Task instructions
Leave out the pictures and return every entry exactly as it appears.

Stored records:

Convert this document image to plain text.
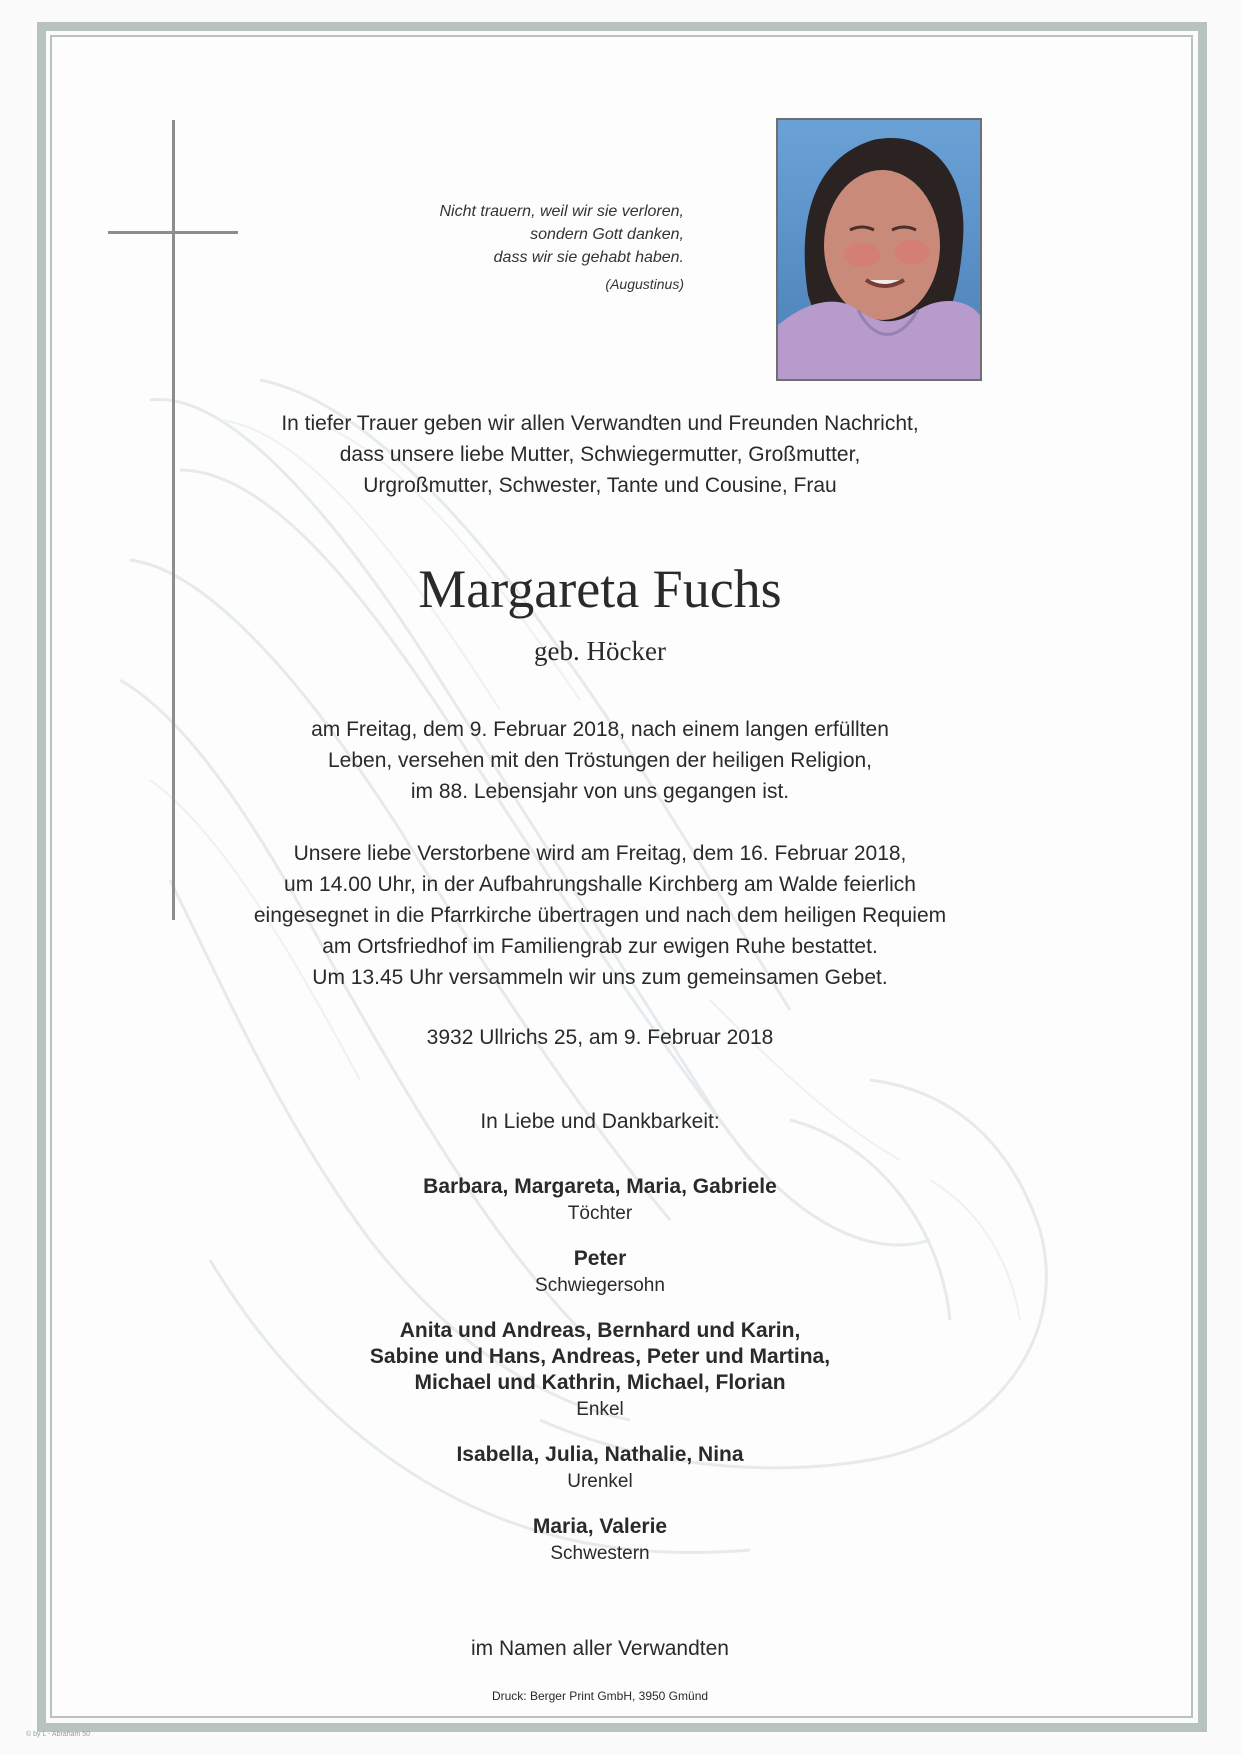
Nicht trauern, weil wir sie verloren,
sondern Gott danken,
dass wir sie gehabt haben.
(Augustinus)
In tiefer Trauer geben wir allen Verwandten und Freunden Nachricht,
dass unsere liebe Mutter, Schwiegermutter, Großmutter,
Urgroßmutter, Schwester, Tante und Cousine, Frau
Margareta Fuchs
geb. Höcker
am Freitag, dem 9. Februar 2018, nach einem langen erfüllten
Leben, versehen mit den Tröstungen der heiligen Religion,
im 88. Lebensjahr von uns gegangen ist.
Unsere liebe Verstorbene wird am Freitag, dem 16. Februar 2018,
um 14.00 Uhr, in der Aufbahrungshalle Kirchberg am Walde feierlich
eingesegnet in die Pfarrkirche übertragen und nach dem heiligen Requiem
am Ortsfriedhof im Familiengrab zur ewigen Ruhe bestattet.
Um 13.45 Uhr versammeln wir uns zum gemeinsamen Gebet.
3932 Ullrichs 25, am 9. Februar 2018
In Liebe und Dankbarkeit:
Barbara, Margareta, Maria, Gabriele
Töchter
Peter
Schwiegersohn
Anita und Andreas, Bernhard und Karin,
Sabine und Hans, Andreas, Peter und Martina,
Michael und Kathrin, Michael, Florian
Enkel
Isabella, Julia, Nathalie, Nina
Urenkel
Maria, Valerie
Schwestern
im Namen aller Verwandten
Druck: Berger Print GmbH, 3950 Gmünd
© by L - Abraham 50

Correct output
Convert this document image to plain text.
Nicht trauern, weil wir sie verloren,
sondern Gott danken,
dass wir sie gehabt haben.
(Augustinus)
In tiefer Trauer geben wir allen Verwandten und Freunden Nachricht,
dass unsere liebe Mutter, Schwiegermutter, Großmutter,
Urgroßmutter, Schwester, Tante und Cousine, Frau
Margareta Fuchs
geb. Höcker
am Freitag, dem 9. Februar 2018, nach einem langen erfüllten
Leben, versehen mit den Tröstungen der heiligen Religion,
im 88. Lebensjahr von uns gegangen ist.
Unsere liebe Verstorbene wird am Freitag, dem 16. Februar 2018,
um 14.00 Uhr, in der Aufbahrungshalle Kirchberg am Walde feierlich
eingesegnet in die Pfarrkirche übertragen und nach dem heiligen Requiem
am Ortsfriedhof im Familiengrab zur ewigen Ruhe bestattet.
Um 13.45 Uhr versammeln wir uns zum gemeinsamen Gebet.
3932 Ullrichs 25, am 9. Februar 2018
In Liebe und Dankbarkeit:
Barbara, Margareta, Maria, Gabriele
Töchter
Peter
Schwiegersohn
Anita und Andreas, Bernhard und Karin,
Sabine und Hans, Andreas, Peter und Martina,
Michael und Kathrin, Michael, Florian
Enkel
Isabella, Julia, Nathalie, Nina
Urenkel
Maria, Valerie
Schwestern
im Namen aller Verwandten
Druck: Berger Print GmbH, 3950 Gmünd
© by L - Abraham 50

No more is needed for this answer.